## What to do
Extract the entries in their exact form.

(Collection entries)
===============

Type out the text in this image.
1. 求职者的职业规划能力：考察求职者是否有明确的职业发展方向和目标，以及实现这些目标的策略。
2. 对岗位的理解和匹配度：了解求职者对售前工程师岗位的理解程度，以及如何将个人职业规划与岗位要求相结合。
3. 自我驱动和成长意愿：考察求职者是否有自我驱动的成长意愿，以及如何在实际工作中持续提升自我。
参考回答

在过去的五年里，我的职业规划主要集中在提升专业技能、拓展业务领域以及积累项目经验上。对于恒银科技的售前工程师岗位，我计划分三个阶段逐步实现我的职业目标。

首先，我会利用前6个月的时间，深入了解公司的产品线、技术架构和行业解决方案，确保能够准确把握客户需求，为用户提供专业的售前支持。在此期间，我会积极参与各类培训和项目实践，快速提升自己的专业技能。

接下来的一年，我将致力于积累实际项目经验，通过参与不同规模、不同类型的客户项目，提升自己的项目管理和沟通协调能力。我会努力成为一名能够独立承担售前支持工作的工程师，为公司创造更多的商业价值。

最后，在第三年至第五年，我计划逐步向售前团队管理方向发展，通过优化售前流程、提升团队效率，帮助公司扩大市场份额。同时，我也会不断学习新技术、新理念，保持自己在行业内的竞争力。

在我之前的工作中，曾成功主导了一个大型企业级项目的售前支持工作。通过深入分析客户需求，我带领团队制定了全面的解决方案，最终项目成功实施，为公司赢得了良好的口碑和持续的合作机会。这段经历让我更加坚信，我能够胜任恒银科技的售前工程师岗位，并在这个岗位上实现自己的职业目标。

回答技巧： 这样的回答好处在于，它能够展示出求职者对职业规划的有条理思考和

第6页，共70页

===============

## Solution to the exercise
Type out the text in this image.
1. 求职者的职业规划能力：考察求职者是否有明确的职业发展方向和目标，以及实现这些目标的策略。
2. 对岗位的理解和匹配度：了解求职者对售前工程师岗位的理解程度，以及如何将个人职业规划与岗位要求相结合。
3. 自我驱动和成长意愿：考察求职者是否有自我驱动的成长意愿，以及如何在实际工作中持续提升自我。
参考回答

在过去的五年里，我的职业规划主要集中在提升专业技能、拓展业务领域以及积累项目经验上。对于恒银科技的售前工程师岗位，我计划分三个阶段逐步实现我的职业目标。

首先，我会利用前6个月的时间，深入了解公司的产品线、技术架构和行业解决方案，确保能够准确把握客户需求，为用户提供专业的售前支持。在此期间，我会积极参与各类培训和项目实践，快速提升自己的专业技能。

接下来的一年，我将致力于积累实际项目经验，通过参与不同规模、不同类型的客户项目，提升自己的项目管理和沟通协调能力。我会努力成为一名能够独立承担售前支持工作的工程师，为公司创造更多的商业价值。

最后，在第三年至第五年，我计划逐步向售前团队管理方向发展，通过优化售前流程、提升团队效率，帮助公司扩大市场份额。同时，我也会不断学习新技术、新理念，保持自己在行业内的竞争力。

在我之前的工作中，曾成功主导了一个大型企业级项目的售前支持工作。通过深入分析客户需求，我带领团队制定了全面的解决方案，最终项目成功实施，为公司赢得了良好的口碑和持续的合作机会。这段经历让我更加坚信，我能够胜任恒银科技的售前工程师岗位，并在这个岗位上实现自己的职业目标。

回答技巧： 这样的回答好处在于，它能够展示出求职者对职业规划的有条理思考和

第6页，共70页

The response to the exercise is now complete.